Exercise instructions: Say how many lines of the listing below contain "Euro", giving the number and nothing else.
Start of Recorded information
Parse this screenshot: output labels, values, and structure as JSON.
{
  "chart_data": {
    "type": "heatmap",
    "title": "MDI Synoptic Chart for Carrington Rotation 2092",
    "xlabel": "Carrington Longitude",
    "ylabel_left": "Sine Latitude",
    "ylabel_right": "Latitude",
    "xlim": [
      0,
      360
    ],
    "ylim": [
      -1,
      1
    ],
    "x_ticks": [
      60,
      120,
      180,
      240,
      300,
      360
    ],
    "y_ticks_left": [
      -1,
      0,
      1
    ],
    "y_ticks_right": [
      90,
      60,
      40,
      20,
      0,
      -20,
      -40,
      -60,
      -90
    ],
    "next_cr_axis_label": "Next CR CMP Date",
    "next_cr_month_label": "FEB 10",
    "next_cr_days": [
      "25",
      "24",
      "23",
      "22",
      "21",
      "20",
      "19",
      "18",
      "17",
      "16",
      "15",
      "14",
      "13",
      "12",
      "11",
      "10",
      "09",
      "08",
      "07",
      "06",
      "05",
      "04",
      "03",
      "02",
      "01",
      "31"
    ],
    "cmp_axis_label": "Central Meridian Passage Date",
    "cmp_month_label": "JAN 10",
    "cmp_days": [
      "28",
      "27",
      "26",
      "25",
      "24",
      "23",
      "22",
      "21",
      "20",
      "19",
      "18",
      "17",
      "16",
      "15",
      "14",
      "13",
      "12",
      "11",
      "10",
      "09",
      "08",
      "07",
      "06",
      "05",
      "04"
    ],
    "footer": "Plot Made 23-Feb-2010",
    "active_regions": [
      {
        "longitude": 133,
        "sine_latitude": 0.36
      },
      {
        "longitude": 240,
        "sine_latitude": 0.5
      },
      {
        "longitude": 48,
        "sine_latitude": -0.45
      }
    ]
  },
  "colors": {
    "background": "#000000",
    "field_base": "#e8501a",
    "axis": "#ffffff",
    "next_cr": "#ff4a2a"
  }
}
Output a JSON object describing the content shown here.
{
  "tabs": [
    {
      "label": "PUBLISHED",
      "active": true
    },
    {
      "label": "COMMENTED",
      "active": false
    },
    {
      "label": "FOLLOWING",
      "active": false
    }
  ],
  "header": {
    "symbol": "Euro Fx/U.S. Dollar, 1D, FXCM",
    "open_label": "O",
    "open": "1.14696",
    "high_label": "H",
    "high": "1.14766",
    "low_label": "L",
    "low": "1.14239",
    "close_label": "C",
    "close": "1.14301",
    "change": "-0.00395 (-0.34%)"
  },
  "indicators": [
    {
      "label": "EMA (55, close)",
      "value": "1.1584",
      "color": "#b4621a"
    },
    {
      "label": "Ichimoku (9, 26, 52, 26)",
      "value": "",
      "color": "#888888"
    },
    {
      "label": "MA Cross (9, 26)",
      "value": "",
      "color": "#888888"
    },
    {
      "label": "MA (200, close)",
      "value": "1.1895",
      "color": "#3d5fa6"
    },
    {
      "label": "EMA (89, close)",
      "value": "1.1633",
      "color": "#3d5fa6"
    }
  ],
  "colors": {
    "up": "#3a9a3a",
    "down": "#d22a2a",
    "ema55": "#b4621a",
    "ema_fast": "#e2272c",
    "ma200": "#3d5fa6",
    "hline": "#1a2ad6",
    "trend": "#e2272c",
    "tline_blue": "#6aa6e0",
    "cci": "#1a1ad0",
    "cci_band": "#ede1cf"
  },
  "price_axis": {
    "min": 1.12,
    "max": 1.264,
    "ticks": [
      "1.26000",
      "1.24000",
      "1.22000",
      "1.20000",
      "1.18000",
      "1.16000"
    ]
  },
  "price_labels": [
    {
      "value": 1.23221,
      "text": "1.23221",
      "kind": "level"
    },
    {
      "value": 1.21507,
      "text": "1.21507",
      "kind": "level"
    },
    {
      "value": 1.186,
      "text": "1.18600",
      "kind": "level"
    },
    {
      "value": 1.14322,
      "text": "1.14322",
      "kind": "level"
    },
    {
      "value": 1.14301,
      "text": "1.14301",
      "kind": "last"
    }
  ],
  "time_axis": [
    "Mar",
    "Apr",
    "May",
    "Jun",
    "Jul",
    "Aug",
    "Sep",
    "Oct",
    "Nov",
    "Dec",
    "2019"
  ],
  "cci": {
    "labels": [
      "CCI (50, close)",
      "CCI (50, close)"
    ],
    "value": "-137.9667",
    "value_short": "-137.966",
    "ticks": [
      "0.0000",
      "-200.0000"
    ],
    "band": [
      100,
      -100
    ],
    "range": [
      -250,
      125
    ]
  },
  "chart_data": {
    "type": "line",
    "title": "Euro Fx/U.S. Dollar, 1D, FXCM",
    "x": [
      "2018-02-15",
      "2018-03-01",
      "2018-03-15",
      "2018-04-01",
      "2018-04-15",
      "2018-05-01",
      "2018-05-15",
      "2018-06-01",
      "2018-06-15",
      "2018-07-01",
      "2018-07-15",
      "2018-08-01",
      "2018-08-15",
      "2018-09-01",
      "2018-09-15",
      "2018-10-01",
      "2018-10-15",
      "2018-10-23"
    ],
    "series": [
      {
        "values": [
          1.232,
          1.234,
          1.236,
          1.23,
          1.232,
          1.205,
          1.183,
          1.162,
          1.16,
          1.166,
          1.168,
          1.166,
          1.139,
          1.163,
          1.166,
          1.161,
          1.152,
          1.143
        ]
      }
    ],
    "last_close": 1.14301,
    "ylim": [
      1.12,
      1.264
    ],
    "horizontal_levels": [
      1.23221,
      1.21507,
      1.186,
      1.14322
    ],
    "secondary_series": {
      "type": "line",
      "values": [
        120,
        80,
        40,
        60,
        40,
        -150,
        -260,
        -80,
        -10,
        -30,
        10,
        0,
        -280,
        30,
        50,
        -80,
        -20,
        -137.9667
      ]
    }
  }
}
End of Recorded information
The reply: 2